Reproduce the entries, starting at the first line and ending at the line that contains "802, 358, 821]", with "time resolution" replaced by "temporal resolution" and all else unchanged.

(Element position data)
-------

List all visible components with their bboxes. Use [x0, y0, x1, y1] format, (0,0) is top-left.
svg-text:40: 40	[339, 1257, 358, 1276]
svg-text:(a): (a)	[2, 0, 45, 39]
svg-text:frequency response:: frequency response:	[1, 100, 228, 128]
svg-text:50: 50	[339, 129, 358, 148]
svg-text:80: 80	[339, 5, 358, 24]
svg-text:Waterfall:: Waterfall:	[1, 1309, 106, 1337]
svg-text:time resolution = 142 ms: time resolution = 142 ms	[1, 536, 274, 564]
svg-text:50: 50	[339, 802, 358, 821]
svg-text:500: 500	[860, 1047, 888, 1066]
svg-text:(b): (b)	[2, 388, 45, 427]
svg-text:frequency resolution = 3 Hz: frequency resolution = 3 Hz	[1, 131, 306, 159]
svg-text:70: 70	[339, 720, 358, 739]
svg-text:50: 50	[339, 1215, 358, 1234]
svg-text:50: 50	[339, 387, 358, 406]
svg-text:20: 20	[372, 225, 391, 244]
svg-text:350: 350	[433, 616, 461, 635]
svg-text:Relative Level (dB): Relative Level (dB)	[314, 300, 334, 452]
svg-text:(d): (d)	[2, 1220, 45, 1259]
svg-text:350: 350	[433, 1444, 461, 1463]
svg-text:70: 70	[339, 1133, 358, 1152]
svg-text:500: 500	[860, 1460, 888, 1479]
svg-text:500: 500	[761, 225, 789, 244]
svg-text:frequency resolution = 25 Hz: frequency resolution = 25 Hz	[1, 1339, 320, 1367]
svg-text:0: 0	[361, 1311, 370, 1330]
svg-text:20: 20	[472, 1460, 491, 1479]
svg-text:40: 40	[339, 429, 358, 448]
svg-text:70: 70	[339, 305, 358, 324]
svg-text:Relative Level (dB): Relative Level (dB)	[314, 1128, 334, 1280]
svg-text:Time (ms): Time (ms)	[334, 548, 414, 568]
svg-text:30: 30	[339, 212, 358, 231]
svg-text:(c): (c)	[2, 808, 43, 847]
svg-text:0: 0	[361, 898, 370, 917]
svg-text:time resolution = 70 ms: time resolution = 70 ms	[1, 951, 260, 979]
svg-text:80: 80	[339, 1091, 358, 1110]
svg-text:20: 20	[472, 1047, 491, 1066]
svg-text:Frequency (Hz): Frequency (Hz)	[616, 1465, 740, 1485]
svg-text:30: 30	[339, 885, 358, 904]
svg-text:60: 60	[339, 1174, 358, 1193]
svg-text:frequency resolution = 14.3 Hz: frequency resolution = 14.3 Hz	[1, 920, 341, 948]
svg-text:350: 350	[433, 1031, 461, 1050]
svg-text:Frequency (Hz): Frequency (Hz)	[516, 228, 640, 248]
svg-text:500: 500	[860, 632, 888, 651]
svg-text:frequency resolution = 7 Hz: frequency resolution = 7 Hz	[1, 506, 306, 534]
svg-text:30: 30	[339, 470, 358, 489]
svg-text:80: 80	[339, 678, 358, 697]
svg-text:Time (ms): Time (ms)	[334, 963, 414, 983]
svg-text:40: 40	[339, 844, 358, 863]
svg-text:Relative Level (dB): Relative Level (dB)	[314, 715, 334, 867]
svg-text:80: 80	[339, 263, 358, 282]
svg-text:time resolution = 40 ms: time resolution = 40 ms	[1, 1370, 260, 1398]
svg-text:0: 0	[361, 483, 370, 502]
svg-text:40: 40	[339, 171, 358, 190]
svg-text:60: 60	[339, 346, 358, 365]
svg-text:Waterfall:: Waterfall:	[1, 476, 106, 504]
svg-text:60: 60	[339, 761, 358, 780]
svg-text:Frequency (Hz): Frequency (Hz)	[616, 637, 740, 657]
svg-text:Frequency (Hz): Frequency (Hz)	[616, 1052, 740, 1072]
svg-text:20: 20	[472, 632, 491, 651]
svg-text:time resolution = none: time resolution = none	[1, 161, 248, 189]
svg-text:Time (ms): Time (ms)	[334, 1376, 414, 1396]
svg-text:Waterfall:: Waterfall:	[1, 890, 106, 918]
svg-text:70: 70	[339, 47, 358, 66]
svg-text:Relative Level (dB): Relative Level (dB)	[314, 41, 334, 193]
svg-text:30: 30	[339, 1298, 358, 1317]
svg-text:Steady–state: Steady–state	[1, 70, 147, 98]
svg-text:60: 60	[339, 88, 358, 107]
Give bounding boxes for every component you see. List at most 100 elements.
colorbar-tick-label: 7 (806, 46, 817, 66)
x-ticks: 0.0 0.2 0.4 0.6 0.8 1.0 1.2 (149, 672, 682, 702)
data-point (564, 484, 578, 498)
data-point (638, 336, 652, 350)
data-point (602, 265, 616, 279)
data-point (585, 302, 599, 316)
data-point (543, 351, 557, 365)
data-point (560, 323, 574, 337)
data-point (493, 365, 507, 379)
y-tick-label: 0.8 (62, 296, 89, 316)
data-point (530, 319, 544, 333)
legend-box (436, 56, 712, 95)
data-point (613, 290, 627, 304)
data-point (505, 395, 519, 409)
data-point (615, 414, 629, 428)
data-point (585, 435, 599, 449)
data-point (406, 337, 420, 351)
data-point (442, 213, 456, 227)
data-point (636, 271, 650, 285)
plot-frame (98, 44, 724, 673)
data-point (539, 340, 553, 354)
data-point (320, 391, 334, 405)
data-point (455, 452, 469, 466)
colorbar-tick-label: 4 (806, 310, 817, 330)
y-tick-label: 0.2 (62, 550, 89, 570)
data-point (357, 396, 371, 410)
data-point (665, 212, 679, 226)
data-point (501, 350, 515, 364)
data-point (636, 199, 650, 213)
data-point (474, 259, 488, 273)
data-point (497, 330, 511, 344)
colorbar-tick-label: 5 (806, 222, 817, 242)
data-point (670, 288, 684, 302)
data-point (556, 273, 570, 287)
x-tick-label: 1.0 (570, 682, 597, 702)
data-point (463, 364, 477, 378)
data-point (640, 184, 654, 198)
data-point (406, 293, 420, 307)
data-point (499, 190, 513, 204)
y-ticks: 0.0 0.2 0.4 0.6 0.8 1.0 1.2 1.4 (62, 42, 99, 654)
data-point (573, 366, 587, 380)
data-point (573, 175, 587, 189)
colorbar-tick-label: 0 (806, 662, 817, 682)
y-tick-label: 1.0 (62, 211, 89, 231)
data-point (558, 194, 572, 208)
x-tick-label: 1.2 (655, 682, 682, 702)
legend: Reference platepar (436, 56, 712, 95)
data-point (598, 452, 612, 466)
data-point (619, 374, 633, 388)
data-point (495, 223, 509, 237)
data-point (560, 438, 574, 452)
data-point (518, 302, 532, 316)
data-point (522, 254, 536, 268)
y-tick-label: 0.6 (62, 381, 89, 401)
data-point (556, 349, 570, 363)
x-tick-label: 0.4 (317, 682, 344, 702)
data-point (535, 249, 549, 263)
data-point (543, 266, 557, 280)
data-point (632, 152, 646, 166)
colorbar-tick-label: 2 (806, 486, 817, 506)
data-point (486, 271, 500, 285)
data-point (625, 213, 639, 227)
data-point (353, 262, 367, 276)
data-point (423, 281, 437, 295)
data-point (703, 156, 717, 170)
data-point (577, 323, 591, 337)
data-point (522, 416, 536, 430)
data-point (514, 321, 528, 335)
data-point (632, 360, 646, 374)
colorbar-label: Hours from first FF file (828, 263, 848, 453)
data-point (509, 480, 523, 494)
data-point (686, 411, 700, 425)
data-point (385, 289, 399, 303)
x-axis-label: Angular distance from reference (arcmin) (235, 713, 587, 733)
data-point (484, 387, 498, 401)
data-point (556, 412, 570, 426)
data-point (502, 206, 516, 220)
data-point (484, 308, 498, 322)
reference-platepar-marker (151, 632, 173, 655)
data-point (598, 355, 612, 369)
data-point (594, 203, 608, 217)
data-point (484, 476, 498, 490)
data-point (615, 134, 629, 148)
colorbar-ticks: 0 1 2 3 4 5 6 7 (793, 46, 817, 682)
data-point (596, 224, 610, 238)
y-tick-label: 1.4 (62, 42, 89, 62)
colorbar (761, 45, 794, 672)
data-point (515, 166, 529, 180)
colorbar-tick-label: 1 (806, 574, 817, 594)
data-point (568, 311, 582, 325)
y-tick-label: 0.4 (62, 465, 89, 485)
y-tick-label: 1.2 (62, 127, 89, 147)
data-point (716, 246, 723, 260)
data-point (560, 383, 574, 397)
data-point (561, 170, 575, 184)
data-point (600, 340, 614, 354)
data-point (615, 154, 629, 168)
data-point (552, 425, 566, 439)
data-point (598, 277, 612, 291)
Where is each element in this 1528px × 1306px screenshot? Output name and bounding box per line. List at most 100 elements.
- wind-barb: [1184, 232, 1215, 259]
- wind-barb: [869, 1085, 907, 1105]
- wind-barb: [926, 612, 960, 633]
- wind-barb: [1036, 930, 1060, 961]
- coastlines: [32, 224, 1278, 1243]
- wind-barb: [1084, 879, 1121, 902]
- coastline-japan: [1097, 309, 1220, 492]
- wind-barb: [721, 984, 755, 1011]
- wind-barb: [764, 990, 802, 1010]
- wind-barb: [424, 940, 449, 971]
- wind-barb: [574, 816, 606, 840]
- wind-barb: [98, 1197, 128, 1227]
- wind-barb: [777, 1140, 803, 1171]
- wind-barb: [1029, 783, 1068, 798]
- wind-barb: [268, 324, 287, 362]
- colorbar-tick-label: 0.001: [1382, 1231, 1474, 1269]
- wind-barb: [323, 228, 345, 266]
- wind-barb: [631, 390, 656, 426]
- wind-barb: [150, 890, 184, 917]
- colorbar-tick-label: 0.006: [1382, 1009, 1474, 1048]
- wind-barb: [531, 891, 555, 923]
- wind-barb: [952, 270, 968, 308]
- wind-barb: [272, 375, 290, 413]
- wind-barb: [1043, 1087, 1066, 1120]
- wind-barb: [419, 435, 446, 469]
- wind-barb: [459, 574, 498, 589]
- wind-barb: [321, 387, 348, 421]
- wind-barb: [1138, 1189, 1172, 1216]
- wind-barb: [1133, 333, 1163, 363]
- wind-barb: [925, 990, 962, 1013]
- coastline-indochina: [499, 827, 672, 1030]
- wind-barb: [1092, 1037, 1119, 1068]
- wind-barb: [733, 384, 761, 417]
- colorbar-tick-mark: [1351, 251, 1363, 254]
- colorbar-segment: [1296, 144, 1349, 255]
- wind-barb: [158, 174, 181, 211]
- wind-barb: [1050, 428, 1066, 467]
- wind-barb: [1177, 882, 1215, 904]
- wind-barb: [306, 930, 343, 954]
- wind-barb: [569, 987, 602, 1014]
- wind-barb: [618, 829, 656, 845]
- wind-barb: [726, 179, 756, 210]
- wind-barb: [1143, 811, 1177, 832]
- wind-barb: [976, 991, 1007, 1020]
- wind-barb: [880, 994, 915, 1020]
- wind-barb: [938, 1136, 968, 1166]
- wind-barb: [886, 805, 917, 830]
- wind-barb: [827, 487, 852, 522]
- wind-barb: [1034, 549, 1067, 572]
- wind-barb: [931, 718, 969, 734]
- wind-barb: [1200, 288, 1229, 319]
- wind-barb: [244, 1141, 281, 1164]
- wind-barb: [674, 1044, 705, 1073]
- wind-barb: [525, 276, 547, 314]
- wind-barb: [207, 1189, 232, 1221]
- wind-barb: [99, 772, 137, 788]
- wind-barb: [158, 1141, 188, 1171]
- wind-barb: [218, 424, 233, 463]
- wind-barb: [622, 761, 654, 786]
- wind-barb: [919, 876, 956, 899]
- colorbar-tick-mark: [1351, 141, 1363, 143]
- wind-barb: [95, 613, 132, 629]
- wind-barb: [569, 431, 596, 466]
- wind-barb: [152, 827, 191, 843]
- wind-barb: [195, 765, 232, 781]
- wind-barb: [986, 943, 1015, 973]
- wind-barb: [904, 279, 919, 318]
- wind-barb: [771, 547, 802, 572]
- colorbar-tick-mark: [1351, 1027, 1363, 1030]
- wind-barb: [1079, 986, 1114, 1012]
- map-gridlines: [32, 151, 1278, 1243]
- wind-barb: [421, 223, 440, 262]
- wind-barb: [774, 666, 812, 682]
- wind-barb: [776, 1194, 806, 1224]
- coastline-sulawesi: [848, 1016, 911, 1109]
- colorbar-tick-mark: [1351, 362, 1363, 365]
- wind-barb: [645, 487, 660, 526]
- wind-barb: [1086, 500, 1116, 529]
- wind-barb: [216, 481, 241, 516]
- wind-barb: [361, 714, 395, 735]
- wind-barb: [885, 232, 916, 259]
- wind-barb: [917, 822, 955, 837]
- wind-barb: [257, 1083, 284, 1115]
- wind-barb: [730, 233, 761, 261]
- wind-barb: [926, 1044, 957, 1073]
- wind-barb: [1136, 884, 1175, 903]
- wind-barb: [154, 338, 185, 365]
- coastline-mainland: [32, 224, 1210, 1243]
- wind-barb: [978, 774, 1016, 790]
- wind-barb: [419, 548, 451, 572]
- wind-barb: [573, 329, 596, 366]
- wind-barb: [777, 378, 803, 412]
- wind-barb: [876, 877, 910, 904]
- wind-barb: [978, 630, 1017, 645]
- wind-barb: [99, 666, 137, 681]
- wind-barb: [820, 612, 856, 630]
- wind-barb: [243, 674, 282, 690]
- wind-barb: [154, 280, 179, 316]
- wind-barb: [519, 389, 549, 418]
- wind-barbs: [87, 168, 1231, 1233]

-------

* _Exercise result_:
List all visible components with their bboxes. Use [x0, y0, x1, y1] format, (0,0) is top-left.
svg-text:40: 40	[339, 1257, 358, 1276]
svg-text:(a): (a)	[2, 0, 45, 39]
svg-text:frequency response:: frequency response:	[1, 100, 228, 128]
svg-text:50: 50	[339, 129, 358, 148]
svg-text:80: 80	[339, 5, 358, 24]
svg-text:Waterfall:: Waterfall:	[1, 1309, 106, 1337]
svg-text:temporal resolution = 142 ms: temporal resolution = 142 ms	[1, 536, 274, 564]
svg-text:50: 50	[339, 802, 358, 821]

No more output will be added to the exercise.